▶ _WHAT THE TASK REQUIRES_
Every record should be written out exactly, with the pictures left out.

▶ _AVAILABLE RECORDS_
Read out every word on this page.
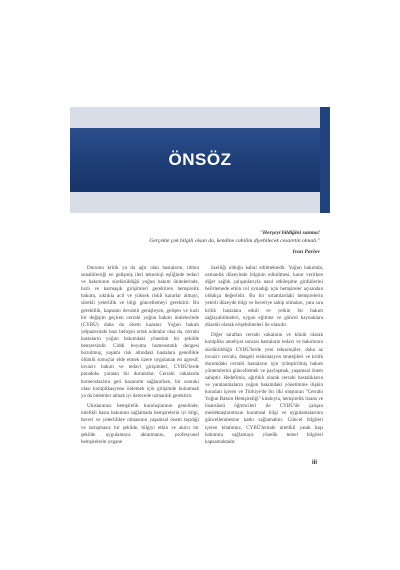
ÖNSÖZ
"Herşeyi bildiğini sanma!
Gerçekte çok bilgili olsan da, kendine cahilim diyebilecek cesaretin olmalı."
Ivan Pavlov

Durumu kritik ya da ağır olan hastaların, tıbbın sunabileceği en gelişmiş ileri teknoloji eşliğinde tedavi ve bakımının sürdürüldüğü yoğun bakım ünitelerinde, hızlı ve karmaşık girişimleri gerektiren hemşirelik bakımı, sıklıkla acil ve yüksek riskli kararlar almayı, sürekli yeterlilik ve bilgi güncellemeyi gerektirir. Bu gereklilik, kapsamı devamlı genişleyen, gelişen ve hızlı bir değişim geçiren cerrahi yoğun bakım ünitelerinde (CYBÜ) daha da önem kazanır. Yoğun bakım yelpazesinde bazı belirgin ortak noktalar olsa da, cerrahi hastaların yoğun bakımdaki yönetimi bir şekilde benzersizdir. Ciddi boyutta homeostatik dengesi bozulmuş, yaşamı risk altındaki hastalara genellikle ölümlü sonuçlar elde etmek üzere uygulanan en agresif, invaziv bakım ve tedavi girişimleri, CYBÜ'lerde paradoks yaratan bir durumdur. Cerrahi vakalarda homeostazisin geri kazanımı sağlanırken, bir sonraki olası komplikasyonu önlemek için girişimde bulunmak ya da önlemler almak iyi derecede uzmanlık gerektirir.

Uluslararası hemşirelik kuruluşlarının genelinde, nitelikli hasta bakımını sağlamada hemşirelerin iyi bilgi, beceri ve yeterlilikte olmasının yaşamsal önem taşıdığı ve tartışmasız bir şekilde, bilgiyi etkin ve akılcı bir şekilde uygulamaya aktarmanın, profesyonel hemşirelerin yegane

özelliği olduğu kabul edilmektedir. Yoğun bakımda, uzmanlık düzeyinde bilginin edinilmesi, karar verirken diğer sağlık çalışanlarıyla nasıl etkileşime girdiklerini belirlemede etkin rol oynadığı için hemşireler açısından oldukça değerlidir. Bu bir ortamlardaki hemşirelerin yeterli düzeyde bilgi ve beceriye sahip olmaları, yanı sıra kritik hastalara etkili ve yetkin bir bakım sağlayabilmeleri, uygun eğitime ve güncel kaynaklara düzenli olarak erişebilmeleri ile olasıdır.

Diğer taraftan cerrahi vakaların ve klinik olarak kompliks ameliyat sonrası hastaların tedavi ve bakımının sürdürüldüğü CYBÜ'lerde yeni teknolojiler, daha az invaziv cerrahi, dengeli resüsitasyon stratejileri ve kritik durumdaki cerrahi hastaların için iyileştirilmiş bakım yöntemlerini güncellemek ve paylaşmak, yaşamsal önem sahiptir. Hedefimiz, ağırlıklı olarak cerrahi hastalıkların ve yaralanmaların yoğun bakımdaki yönetimine ilişkin konuları içeren ve Türkiye'de bir ilki oluşturan "Cerrahi Yoğun Bakım Hemşireliği" kitabıyla, hemşirelik lisans ve lisansüstü öğrencileri ile CYBÜ'de çalışan meslektaşlarımızın kuramsal bilgi ve uygulamalarının güncellenmesine katkı sağlamaktır. Güncel bilgileri içeren kitabımız, CYBÜ'lerinde nitelikli yatak başı bakımını sağlamaya yönelik temel bilgileri kapsamaktadır.

iii
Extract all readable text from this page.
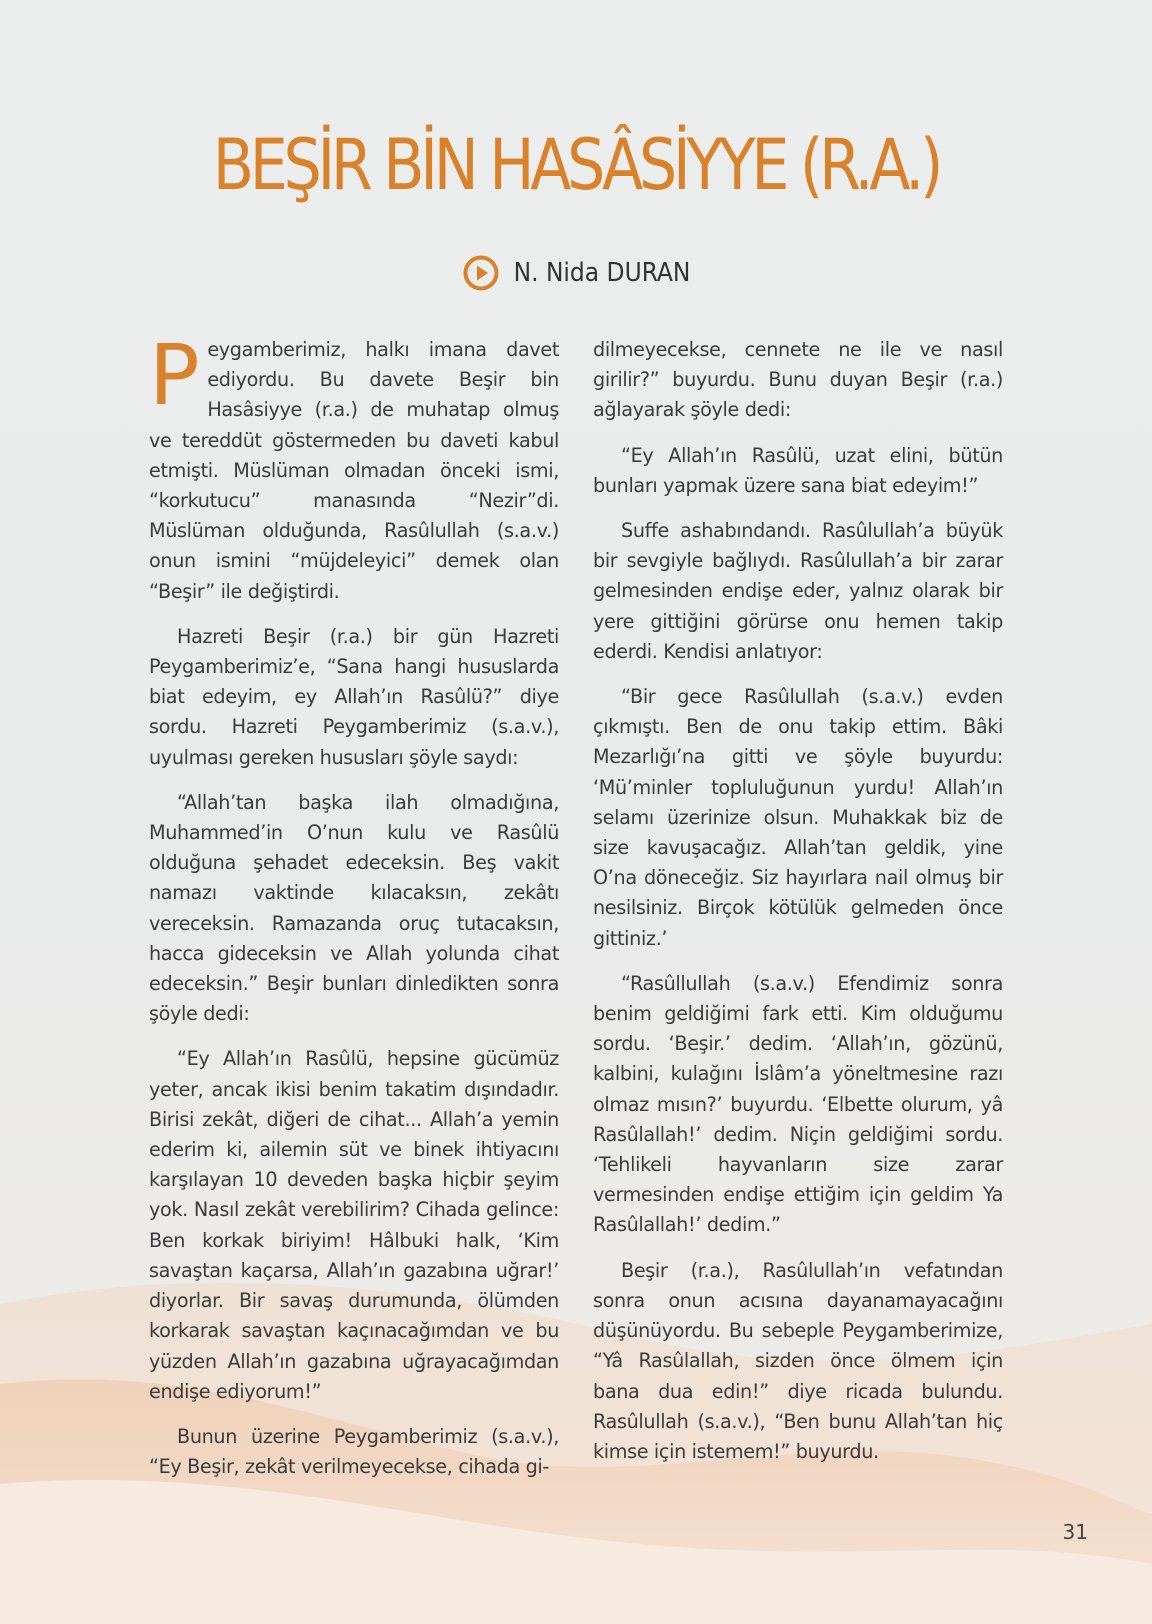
BEŞİR BİN HASÂSİYYE (R.A.)
N. Nida DURAN

Peygamberimiz, halkı imana davet ediyordu. Bu davete Beşir bin Hasâsiyye (r.a.) de muhatap olmuş ve tereddüt göstermeden bu daveti kabul etmişti. Müslüman olmadan önceki ismi, “korkutucu” manasında “Nezir”di. Müslüman olduğunda, Rasûlullah (s.a.v.) onun ismini “müjdeleyici” demek olan “Beşir” ile değiştirdi.

Hazreti Beşir (r.a.) bir gün Hazreti Peygamberimiz’e, “Sana hangi hususlarda biat edeyim, ey Allah’ın Rasûlü?” diye sordu. Hazreti Peygamberimiz (s.a.v.), uyulması gereken hususları şöyle saydı:

“Allah’tan başka ilah olmadığına, Muhammed’in O’nun kulu ve Rasûlü olduğuna şehadet edeceksin. Beş vakit namazı vaktinde kılacaksın, zekâtı vereceksin. Ramazanda oruç tutacaksın, hacca gideceksin ve Allah yolunda cihat edeceksin.” Beşir bunları dinledikten sonra şöyle dedi:

“Ey Allah’ın Rasûlü, hepsine gücümüz yeter, ancak ikisi benim takatim dışındadır. Birisi zekât, diğeri de cihat... Allah’a yemin ederim ki, ailemin süt ve binek ihtiyacını karşılayan 10 deveden başka hiçbir şeyim yok. Nasıl zekât verebilirim? Cihada gelince: Ben korkak biriyim! Hâlbuki halk, ‘Kim savaştan kaçarsa, Allah’ın gazabına uğrar!’ diyorlar. Bir savaş durumunda, ölümden korkarak savaştan kaçınacağımdan ve bu yüzden Allah’ın gazabına uğrayacağımdan endişe ediyorum!”

Bunun üzerine Peygamberimiz (s.a.v.), “Ey Beşir, zekât verilmeyecekse, cihada gi-

dilmeyecekse, cennete ne ile ve nasıl girilir?” buyurdu. Bunu duyan Beşir (r.a.) ağlayarak şöyle dedi:

“Ey Allah’ın Rasûlü, uzat elini, bütün bunları yapmak üzere sana biat edeyim!”

Suffe ashabındandı. Rasûlullah’a büyük bir sevgiyle bağlıydı. Rasûlullah’a bir zarar gelmesinden endişe eder, yalnız olarak bir yere gittiğini görürse onu hemen takip ederdi. Kendisi anlatıyor:

“Bir gece Rasûlullah (s.a.v.) evden çıkmıştı. Ben de onu takip ettim. Bâki Mezarlığı’na gitti ve şöyle buyurdu: ‘Mü’minler topluluğunun yurdu! Allah’ın selamı üzerinize olsun. Muhakkak biz de size kavuşacağız. Allah’tan geldik, yine O’na döneceğiz. Siz hayırlara nail olmuş bir nesilsiniz. Birçok kötülük gelmeden önce gittiniz.’

“Rasûllullah (s.a.v.) Efendimiz sonra benim geldiğimi fark etti. Kim olduğumu sordu. ‘Beşir.’ dedim. ‘Allah’ın, gözünü, kalbini, kulağını İslâm’a yöneltmesine razı olmaz mısın?’ buyurdu. ‘Elbette olurum, yâ Rasûlallah!’ dedim. Niçin geldiğimi sordu. ‘Tehlikeli hayvanların size zarar vermesinden endişe ettiğim için geldim Ya Rasûlallah!’ dedim.”

Beşir (r.a.), Rasûlullah’ın vefatından sonra onun acısına dayanamayacağını düşünüyordu. Bu sebeple Peygamberimize, “Yâ Rasûlallah, sizden önce ölmem için bana dua edin!” diye ricada bulundu. Rasûlullah (s.a.v.), “Ben bunu Allah’tan hiç kimse için istemem!” buyurdu.

31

▶ _ANSWER FOR THE TASK_
Read out every word on this page.
ÖNSÖZ
"Herşeyi bildiğini sanma!
Gerçekte çok bilgili olsan da, kendine cahilim diyebilecek cesaretin olmalı."
Ivan Pavlov

Durumu kritik ya da ağır olan hastaların, tıbbın sunabileceği en gelişmiş ileri teknoloji eşliğinde tedavi ve bakımının sürdürüldüğü yoğun bakım ünitelerinde, hızlı ve karmaşık girişimleri gerektiren hemşirelik bakımı, sıklıkla acil ve yüksek riskli kararlar almayı, sürekli yeterlilik ve bilgi güncellemeyi gerektirir. Bu gereklilik, kapsamı devamlı genişleyen, gelişen ve hızlı bir değişim geçiren cerrahi yoğun bakım ünitelerinde (CYBÜ) daha da önem kazanır. Yoğun bakım yelpazesinde bazı belirgin ortak noktalar olsa da, cerrahi hastaların yoğun bakımdaki yönetimi bir şekilde benzersizdir. Ciddi boyutta homeostatik dengesi bozulmuş, yaşamı risk altındaki hastalara genellikle ölümlü sonuçlar elde etmek üzere uygulanan en agresif, invaziv bakım ve tedavi girişimleri, CYBÜ'lerde paradoks yaratan bir durumdur. Cerrahi vakalarda homeostazisin geri kazanımı sağlanırken, bir sonraki olası komplikasyonu önlemek için girişimde bulunmak ya da önlemler almak iyi derecede uzmanlık gerektirir.

Uluslararası hemşirelik kuruluşlarının genelinde, nitelikli hasta bakımını sağlamada hemşirelerin iyi bilgi, beceri ve yeterlilikte olmasının yaşamsal önem taşıdığı ve tartışmasız bir şekilde, bilgiyi etkin ve akılcı bir şekilde uygulamaya aktarmanın, profesyonel hemşirelerin yegane

özelliği olduğu kabul edilmektedir. Yoğun bakımda, uzmanlık düzeyinde bilginin edinilmesi, karar verirken diğer sağlık çalışanlarıyla nasıl etkileşime girdiklerini belirlemede etkin rol oynadığı için hemşireler açısından oldukça değerlidir. Bu bir ortamlardaki hemşirelerin yeterli düzeyde bilgi ve beceriye sahip olmaları, yanı sıra kritik hastalara etkili ve yetkin bir bakım sağlayabilmeleri, uygun eğitime ve güncel kaynaklara düzenli olarak erişebilmeleri ile olasıdır.

Diğer taraftan cerrahi vakaların ve klinik olarak kompliks ameliyat sonrası hastaların tedavi ve bakımının sürdürüldüğü CYBÜ'lerde yeni teknolojiler, daha az invaziv cerrahi, dengeli resüsitasyon stratejileri ve kritik durumdaki cerrahi hastaların için iyileştirilmiş bakım yöntemlerini güncellemek ve paylaşmak, yaşamsal önem sahiptir. Hedefimiz, ağırlıklı olarak cerrahi hastalıkların ve yaralanmaların yoğun bakımdaki yönetimine ilişkin konuları içeren ve Türkiye'de bir ilki oluşturan "Cerrahi Yoğun Bakım Hemşireliği" kitabıyla, hemşirelik lisans ve lisansüstü öğrencileri ile CYBÜ'de çalışan meslektaşlarımızın kuramsal bilgi ve uygulamalarının güncellenmesine katkı sağlamaktır. Güncel bilgileri içeren kitabımız, CYBÜ'lerinde nitelikli yatak başı bakımını sağlamaya yönelik temel bilgileri kapsamaktadır.

iii
Extract all readable text from this page.
BEŞİR BİN HASÂSİYYE (R.A.)
N. Nida DURAN

Peygamberimiz, halkı imana davet ediyordu. Bu davete Beşir bin Hasâsiyye (r.a.) de muhatap olmuş ve tereddüt göstermeden bu daveti kabul etmişti. Müslüman olmadan önceki ismi, “korkutucu” manasında “Nezir”di. Müslüman olduğunda, Rasûlullah (s.a.v.) onun ismini “müjdeleyici” demek olan “Beşir” ile değiştirdi.

Hazreti Beşir (r.a.) bir gün Hazreti Peygamberimiz’e, “Sana hangi hususlarda biat edeyim, ey Allah’ın Rasûlü?” diye sordu. Hazreti Peygamberimiz (s.a.v.), uyulması gereken hususları şöyle saydı:

“Allah’tan başka ilah olmadığına, Muhammed’in O’nun kulu ve Rasûlü olduğuna şehadet edeceksin. Beş vakit namazı vaktinde kılacaksın, zekâtı vereceksin. Ramazanda oruç tutacaksın, hacca gideceksin ve Allah yolunda cihat edeceksin.” Beşir bunları dinledikten sonra şöyle dedi:

“Ey Allah’ın Rasûlü, hepsine gücümüz yeter, ancak ikisi benim takatim dışındadır. Birisi zekât, diğeri de cihat... Allah’a yemin ederim ki, ailemin süt ve binek ihtiyacını karşılayan 10 deveden başka hiçbir şeyim yok. Nasıl zekât verebilirim? Cihada gelince: Ben korkak biriyim! Hâlbuki halk, ‘Kim savaştan kaçarsa, Allah’ın gazabına uğrar!’ diyorlar. Bir savaş durumunda, ölümden korkarak savaştan kaçınacağımdan ve bu yüzden Allah’ın gazabına uğrayacağımdan endişe ediyorum!”

Bunun üzerine Peygamberimiz (s.a.v.), “Ey Beşir, zekât verilmeyecekse, cihada gi-

dilmeyecekse, cennete ne ile ve nasıl girilir?” buyurdu. Bunu duyan Beşir (r.a.) ağlayarak şöyle dedi:

“Ey Allah’ın Rasûlü, uzat elini, bütün bunları yapmak üzere sana biat edeyim!”

Suffe ashabındandı. Rasûlullah’a büyük bir sevgiyle bağlıydı. Rasûlullah’a bir zarar gelmesinden endişe eder, yalnız olarak bir yere gittiğini görürse onu hemen takip ederdi. Kendisi anlatıyor:

“Bir gece Rasûlullah (s.a.v.) evden çıkmıştı. Ben de onu takip ettim. Bâki Mezarlığı’na gitti ve şöyle buyurdu: ‘Mü’minler topluluğunun yurdu! Allah’ın selamı üzerinize olsun. Muhakkak biz de size kavuşacağız. Allah’tan geldik, yine O’na döneceğiz. Siz hayırlara nail olmuş bir nesilsiniz. Birçok kötülük gelmeden önce gittiniz.’

“Rasûllullah (s.a.v.) Efendimiz sonra benim geldiğimi fark etti. Kim olduğumu sordu. ‘Beşir.’ dedim. ‘Allah’ın, gözünü, kalbini, kulağını İslâm’a yöneltmesine razı olmaz mısın?’ buyurdu. ‘Elbette olurum, yâ Rasûlallah!’ dedim. Niçin geldiğimi sordu. ‘Tehlikeli hayvanların size zarar vermesinden endişe ettiğim için geldim Ya Rasûlallah!’ dedim.”

Beşir (r.a.), Rasûlullah’ın vefatından sonra onun acısına dayanamayacağını düşünüyordu. Bu sebeple Peygamberimize, “Yâ Rasûlallah, sizden önce ölmem için bana dua edin!” diye ricada bulundu. Rasûlullah (s.a.v.), “Ben bunu Allah’tan hiç kimse için istemem!” buyurdu.

31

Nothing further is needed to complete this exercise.